##### Information supplied
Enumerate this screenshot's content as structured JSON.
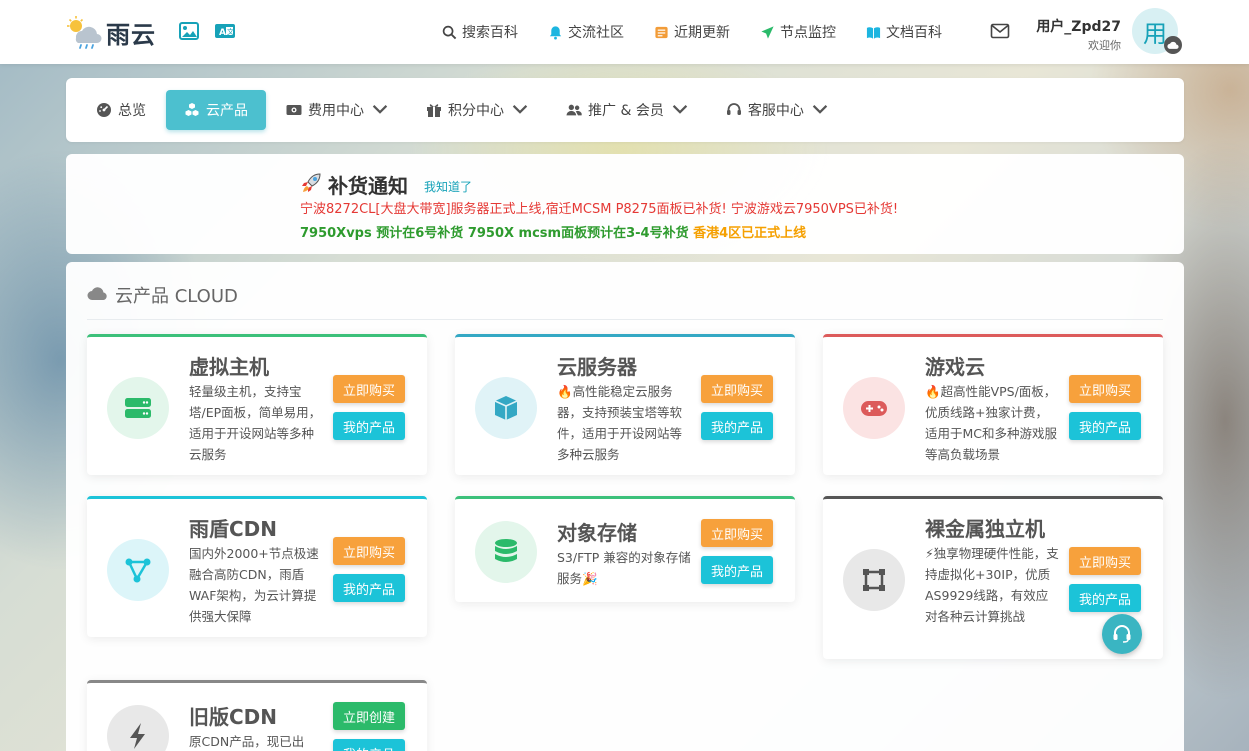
{
  "header": {
    "logo_text": "雨云",
    "nav": [
      {
        "label": "搜索百科",
        "icon": "search-icon"
      },
      {
        "label": "交流社区",
        "icon": "bell-icon"
      },
      {
        "label": "近期更新",
        "icon": "notes-icon"
      },
      {
        "label": "节点监控",
        "icon": "send-icon"
      },
      {
        "label": "文档百科",
        "icon": "book-icon"
      }
    ],
    "user_name": "用户_Zpd27",
    "user_sub": "欢迎你",
    "avatar_char": "用"
  },
  "menu": [
    {
      "label": "总览",
      "icon": "dashboard-icon",
      "dropdown": false
    },
    {
      "label": "云产品",
      "icon": "cubes-icon",
      "dropdown": false,
      "active": true
    },
    {
      "label": "费用中心",
      "icon": "money-icon",
      "dropdown": true
    },
    {
      "label": "积分中心",
      "icon": "gift-icon",
      "dropdown": true
    },
    {
      "label": "推广 & 会员",
      "icon": "users-icon",
      "dropdown": true
    },
    {
      "label": "客服中心",
      "icon": "headset-icon",
      "dropdown": true
    }
  ],
  "notice": {
    "title": "补货通知",
    "ack": "我知道了",
    "line1": "宁波8272CL[大盘大带宽]服务器正式上线,宿迁MCSM P8275面板已补货! 宁波游戏云7950VPS已补货!",
    "line2_green": "7950Xvps 预计在6号补货 7950X mcsm面板预计在3-4号补货",
    "line2_orange": "香港4区已正式上线"
  },
  "panel": {
    "title": "云产品 CLOUD"
  },
  "products": [
    {
      "title": "虚拟主机",
      "desc": "轻量级主机，支持宝塔/EP面板，简单易用，适用于开设网站等多种云服务",
      "btn1": "立即购买",
      "btn2": "我的产品",
      "accent": "#3cc07a",
      "icon": "server-icon"
    },
    {
      "title": "云服务器",
      "desc": "🔥高性能稳定云服务器，支持预装宝塔等软件，适用于开设网站等多种云服务",
      "btn1": "立即购买",
      "btn2": "我的产品",
      "accent": "#34a8c4",
      "icon": "box-icon"
    },
    {
      "title": "游戏云",
      "desc": "🔥超高性能VPS/面板，优质线路+独家计费，适用于MC和多种游戏服等高负载场景",
      "btn1": "立即购买",
      "btn2": "我的产品",
      "accent": "#dc5b5b",
      "icon": "gamepad-icon"
    },
    {
      "title": "雨盾CDN",
      "desc": "国内外2000+节点极速融合高防CDN，雨盾WAF架构，为云计算提供强大保障",
      "btn1": "立即购买",
      "btn2": "我的产品",
      "accent": "#1cc3d8",
      "icon": "network-icon"
    },
    {
      "title": "对象存储",
      "desc": "S3/FTP 兼容的对象存储服务🎉",
      "btn1": "立即购买",
      "btn2": "我的产品",
      "accent": "#3cc07a",
      "icon": "database-icon"
    },
    {
      "title": "裸金属独立机",
      "desc": "⚡独享物理硬件性能，支持虚拟化+30IP，优质AS9929线路，有效应对各种云计算挑战",
      "btn1": "立即购买",
      "btn2": "我的产品",
      "accent": "#555555",
      "icon": "frame-icon"
    },
    {
      "title": "旧版CDN",
      "desc": "原CDN产品，现已出",
      "btn1": "立即创建",
      "btn2": "我的产品",
      "accent": "#888888",
      "icon": "bolt-icon"
    }
  ]
}
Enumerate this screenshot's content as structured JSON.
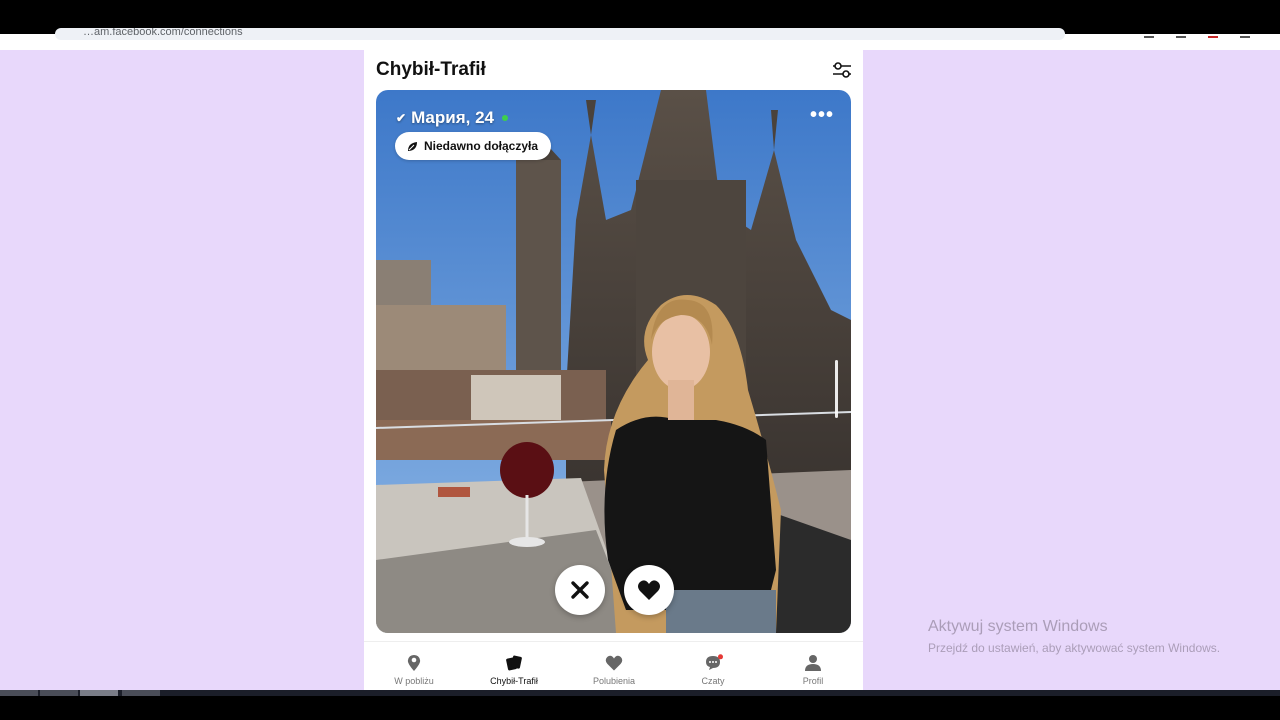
{
  "browser": {
    "url": "…am.facebook.com/connections"
  },
  "app": {
    "title": "Chybił-Trafił",
    "filter_icon": "sliders-icon"
  },
  "profile": {
    "name_age": "Мария, 24",
    "verified_icon": "check-icon",
    "online": true,
    "joined_badge": "Niedawno dołączyła",
    "joined_icon": "leaf-icon",
    "more_icon": "ellipsis-icon"
  },
  "actions": {
    "dislike_icon": "close-icon",
    "like_icon": "heart-icon"
  },
  "nav": {
    "items": [
      {
        "label": "W pobliżu",
        "icon": "location-pin-icon",
        "active": false
      },
      {
        "label": "Chybił-Trafił",
        "icon": "cards-icon",
        "active": true
      },
      {
        "label": "Polubienia",
        "icon": "heart-icon",
        "active": false
      },
      {
        "label": "Czaty",
        "icon": "chat-icon",
        "active": false,
        "badge": true
      },
      {
        "label": "Profil",
        "icon": "person-icon",
        "active": false
      }
    ]
  },
  "os": {
    "watermark_title": "Aktywuj system Windows",
    "watermark_subtitle": "Przejdź do ustawień, aby aktywować system Windows."
  },
  "colors": {
    "background": "#e8d8fb",
    "online": "#3ecf4c",
    "badge": "#e53935"
  }
}
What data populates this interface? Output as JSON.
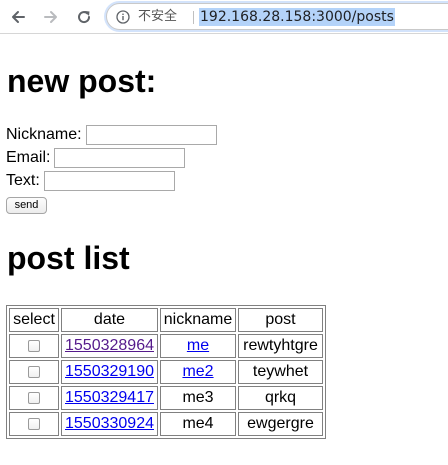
{
  "browser": {
    "security_label": "不安全",
    "url": "192.168.28.158:3000/posts"
  },
  "form": {
    "heading": "new post:",
    "nickname_label": "Nickname:",
    "email_label": "Email:",
    "text_label": "Text:",
    "nickname_value": "",
    "email_value": "",
    "text_value": "",
    "send_label": "send"
  },
  "list": {
    "heading": "post list",
    "headers": {
      "select": "select",
      "date": "date",
      "nickname": "nickname",
      "post": "post"
    },
    "rows": [
      {
        "date": "1550328964",
        "nickname": "me",
        "post": "rewtyhtgre"
      },
      {
        "date": "1550329190",
        "nickname": "me2",
        "post": "teywhet"
      },
      {
        "date": "1550329417",
        "nickname": "me3",
        "post": "qrkq"
      },
      {
        "date": "1550330924",
        "nickname": "me4",
        "post": "ewgergre"
      }
    ]
  },
  "icons": {
    "back": "arrow-left-icon",
    "forward": "arrow-right-icon",
    "reload": "reload-icon",
    "info": "info-icon"
  }
}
##########
* Required work *
Copy every line above in which the string "Chybił" shows up.

* Output of the exercise *
    "title": "Chybił-Trafił",
        "label": "Chybił-Trafił",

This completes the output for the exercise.